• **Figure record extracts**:
=-=-=-=-=
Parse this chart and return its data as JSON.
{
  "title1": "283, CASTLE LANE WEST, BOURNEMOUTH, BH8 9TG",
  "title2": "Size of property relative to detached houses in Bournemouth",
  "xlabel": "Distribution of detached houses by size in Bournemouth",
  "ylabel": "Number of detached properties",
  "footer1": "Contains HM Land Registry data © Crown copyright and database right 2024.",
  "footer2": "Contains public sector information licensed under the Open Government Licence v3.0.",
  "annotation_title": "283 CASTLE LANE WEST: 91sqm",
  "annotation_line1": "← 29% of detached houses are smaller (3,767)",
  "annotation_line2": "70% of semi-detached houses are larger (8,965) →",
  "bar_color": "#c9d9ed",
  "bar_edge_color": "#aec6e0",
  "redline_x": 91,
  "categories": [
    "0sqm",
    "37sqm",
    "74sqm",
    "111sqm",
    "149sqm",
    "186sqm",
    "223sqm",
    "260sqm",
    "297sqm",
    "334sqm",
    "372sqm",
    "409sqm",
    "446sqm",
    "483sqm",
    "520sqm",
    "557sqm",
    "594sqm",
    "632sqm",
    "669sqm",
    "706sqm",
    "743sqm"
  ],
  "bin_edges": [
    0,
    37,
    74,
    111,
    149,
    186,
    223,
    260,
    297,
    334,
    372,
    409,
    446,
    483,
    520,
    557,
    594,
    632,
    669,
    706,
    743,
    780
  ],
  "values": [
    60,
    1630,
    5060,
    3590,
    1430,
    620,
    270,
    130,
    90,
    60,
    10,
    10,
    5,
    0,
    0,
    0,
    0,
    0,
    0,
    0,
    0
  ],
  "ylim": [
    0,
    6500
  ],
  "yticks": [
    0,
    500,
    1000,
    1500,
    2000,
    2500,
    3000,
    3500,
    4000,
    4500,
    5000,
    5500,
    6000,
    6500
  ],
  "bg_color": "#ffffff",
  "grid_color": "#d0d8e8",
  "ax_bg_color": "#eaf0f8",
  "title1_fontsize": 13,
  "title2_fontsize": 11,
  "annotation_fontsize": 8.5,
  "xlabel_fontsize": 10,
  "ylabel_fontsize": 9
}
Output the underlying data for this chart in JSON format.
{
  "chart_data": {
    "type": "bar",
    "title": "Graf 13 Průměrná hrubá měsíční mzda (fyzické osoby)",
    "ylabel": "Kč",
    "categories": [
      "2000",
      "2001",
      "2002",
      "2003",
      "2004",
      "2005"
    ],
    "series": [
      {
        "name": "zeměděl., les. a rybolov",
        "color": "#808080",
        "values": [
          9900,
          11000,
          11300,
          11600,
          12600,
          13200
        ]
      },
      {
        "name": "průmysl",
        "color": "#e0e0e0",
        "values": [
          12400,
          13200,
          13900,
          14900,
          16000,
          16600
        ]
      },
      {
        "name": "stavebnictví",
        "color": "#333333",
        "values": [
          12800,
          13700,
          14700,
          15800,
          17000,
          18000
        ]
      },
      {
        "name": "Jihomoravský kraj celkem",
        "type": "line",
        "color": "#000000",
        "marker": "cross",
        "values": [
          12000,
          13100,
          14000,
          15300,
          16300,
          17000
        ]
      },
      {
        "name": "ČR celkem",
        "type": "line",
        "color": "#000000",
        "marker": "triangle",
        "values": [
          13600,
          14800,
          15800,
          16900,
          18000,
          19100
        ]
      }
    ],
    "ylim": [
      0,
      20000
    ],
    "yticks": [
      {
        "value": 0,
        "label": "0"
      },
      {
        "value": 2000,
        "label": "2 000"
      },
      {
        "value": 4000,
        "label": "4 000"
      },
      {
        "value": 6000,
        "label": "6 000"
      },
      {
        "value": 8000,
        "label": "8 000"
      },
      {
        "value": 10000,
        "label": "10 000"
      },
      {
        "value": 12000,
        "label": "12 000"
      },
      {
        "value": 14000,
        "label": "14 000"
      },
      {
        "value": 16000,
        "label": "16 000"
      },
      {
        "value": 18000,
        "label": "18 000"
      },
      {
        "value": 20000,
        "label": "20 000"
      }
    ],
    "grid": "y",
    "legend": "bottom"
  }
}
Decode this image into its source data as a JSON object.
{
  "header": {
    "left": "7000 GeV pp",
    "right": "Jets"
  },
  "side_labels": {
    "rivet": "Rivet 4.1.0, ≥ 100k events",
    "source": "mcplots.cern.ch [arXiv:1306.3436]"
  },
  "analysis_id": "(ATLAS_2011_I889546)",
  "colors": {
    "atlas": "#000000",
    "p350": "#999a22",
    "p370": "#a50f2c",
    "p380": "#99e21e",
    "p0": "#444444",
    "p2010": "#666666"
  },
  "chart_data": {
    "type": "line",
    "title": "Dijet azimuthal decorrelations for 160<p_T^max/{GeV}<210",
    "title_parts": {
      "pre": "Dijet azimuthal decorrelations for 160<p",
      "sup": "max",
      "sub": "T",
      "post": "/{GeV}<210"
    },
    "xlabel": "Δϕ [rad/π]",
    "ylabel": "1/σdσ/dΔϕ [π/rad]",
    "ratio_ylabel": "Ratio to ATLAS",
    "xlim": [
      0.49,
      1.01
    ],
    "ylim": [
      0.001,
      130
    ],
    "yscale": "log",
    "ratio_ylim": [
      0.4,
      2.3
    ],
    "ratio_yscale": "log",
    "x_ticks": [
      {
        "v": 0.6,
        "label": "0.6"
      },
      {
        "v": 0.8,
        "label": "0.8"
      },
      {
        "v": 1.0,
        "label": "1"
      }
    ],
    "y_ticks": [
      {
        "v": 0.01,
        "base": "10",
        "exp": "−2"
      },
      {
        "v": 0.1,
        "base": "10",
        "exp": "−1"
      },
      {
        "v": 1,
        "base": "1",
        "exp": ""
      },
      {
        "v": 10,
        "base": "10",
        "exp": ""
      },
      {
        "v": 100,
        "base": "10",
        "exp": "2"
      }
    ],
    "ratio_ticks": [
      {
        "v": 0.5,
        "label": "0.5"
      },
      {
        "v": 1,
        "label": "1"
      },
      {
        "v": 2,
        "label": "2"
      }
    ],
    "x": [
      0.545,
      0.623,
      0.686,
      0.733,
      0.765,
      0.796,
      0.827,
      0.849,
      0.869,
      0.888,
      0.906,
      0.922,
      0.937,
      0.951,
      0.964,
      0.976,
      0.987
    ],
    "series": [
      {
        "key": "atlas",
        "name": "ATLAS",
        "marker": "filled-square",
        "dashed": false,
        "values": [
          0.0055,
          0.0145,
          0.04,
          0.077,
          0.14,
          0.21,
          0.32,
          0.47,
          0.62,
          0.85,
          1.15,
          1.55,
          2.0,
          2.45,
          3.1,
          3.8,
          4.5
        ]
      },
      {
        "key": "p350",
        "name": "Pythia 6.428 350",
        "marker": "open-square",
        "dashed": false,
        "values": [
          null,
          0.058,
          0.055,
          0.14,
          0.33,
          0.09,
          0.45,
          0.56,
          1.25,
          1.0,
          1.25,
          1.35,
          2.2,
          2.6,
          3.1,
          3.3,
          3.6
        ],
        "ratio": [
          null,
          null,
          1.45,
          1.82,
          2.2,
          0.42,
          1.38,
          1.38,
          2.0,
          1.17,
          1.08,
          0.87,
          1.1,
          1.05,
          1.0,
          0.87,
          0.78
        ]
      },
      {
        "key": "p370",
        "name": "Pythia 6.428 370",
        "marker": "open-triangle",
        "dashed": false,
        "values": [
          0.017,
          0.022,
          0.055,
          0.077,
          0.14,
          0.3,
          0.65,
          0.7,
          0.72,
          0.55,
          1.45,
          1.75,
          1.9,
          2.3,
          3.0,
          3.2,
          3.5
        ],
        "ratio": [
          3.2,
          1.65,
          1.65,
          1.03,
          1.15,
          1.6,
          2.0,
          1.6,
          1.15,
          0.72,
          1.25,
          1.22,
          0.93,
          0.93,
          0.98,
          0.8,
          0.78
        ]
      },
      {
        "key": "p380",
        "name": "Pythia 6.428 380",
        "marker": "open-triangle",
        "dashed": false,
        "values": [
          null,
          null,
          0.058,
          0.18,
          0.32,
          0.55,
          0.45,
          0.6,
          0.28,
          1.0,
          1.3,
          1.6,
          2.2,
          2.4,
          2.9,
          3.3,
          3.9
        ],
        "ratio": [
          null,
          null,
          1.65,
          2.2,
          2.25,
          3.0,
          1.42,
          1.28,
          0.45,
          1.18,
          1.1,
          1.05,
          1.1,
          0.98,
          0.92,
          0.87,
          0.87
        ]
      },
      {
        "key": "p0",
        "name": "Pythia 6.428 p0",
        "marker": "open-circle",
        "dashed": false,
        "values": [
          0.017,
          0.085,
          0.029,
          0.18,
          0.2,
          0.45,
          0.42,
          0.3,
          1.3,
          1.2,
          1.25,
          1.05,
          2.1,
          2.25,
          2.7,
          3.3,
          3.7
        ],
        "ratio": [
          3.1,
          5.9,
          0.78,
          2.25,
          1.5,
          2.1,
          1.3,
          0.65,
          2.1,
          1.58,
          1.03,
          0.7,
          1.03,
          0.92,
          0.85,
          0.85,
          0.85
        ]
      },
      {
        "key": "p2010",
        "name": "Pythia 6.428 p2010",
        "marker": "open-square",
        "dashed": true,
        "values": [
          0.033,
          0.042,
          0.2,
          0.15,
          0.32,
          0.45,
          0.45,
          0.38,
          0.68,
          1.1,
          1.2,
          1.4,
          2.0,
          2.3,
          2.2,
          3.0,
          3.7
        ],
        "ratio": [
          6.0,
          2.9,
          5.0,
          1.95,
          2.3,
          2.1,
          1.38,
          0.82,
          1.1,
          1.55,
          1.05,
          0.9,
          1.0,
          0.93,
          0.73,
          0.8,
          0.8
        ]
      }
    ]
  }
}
=-=-=-=-=
• **Work required**:
Looking back at the lines above, state how many contain the word "CASTLE", and supply nothing besides the number.

• **Solution to the problem**:
2